» Written request:
The lines to be set down run from the line containing "Read this page and output its text content." through the final line of the data below; print them exactly and print nothing else.

# START OF Information supplied

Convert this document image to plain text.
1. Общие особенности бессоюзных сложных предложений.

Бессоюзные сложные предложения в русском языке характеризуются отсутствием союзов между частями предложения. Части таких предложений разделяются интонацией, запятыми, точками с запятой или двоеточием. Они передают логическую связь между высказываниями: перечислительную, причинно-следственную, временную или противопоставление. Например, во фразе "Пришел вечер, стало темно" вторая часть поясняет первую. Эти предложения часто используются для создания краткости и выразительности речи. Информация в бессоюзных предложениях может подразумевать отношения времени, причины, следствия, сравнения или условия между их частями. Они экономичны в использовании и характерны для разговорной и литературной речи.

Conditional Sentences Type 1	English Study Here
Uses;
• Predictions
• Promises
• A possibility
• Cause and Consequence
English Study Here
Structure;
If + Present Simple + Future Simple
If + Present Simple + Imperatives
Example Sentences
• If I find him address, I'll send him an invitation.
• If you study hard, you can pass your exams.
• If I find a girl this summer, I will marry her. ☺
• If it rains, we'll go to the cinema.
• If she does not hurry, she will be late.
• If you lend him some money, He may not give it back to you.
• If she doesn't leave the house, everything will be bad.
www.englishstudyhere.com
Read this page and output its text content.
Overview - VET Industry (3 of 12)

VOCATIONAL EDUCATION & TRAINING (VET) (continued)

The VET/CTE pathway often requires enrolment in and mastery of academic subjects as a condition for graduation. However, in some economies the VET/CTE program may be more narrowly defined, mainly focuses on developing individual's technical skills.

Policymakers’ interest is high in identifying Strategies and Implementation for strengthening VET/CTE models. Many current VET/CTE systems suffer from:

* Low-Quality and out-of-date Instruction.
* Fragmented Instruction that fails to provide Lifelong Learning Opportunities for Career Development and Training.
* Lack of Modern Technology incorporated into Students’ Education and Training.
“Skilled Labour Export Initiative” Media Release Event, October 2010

# END OF Information supplied

» Answer to this problem:
Read this page and output its text content.
Overview - VET Industry (3 of 12)

VOCATIONAL EDUCATION & TRAINING (VET) (continued)

The VET/CTE pathway often requires enrolment in and mastery of academic subjects as a condition for graduation. However, in some economies the VET/CTE program may be more narrowly defined, mainly focuses on developing individual's technical skills.

Policymakers’ interest is high in identifying Strategies and Implementation for strengthening VET/CTE models. Many current VET/CTE systems suffer from:

* Low-Quality and out-of-date Instruction.
* Fragmented Instruction that fails to provide Lifelong Learning Opportunities for Career Development and Training.
* Lack of Modern Technology incorporated into Students’ Education and Training.
“Skilled Labour Export Initiative” Media Release Event, October 2010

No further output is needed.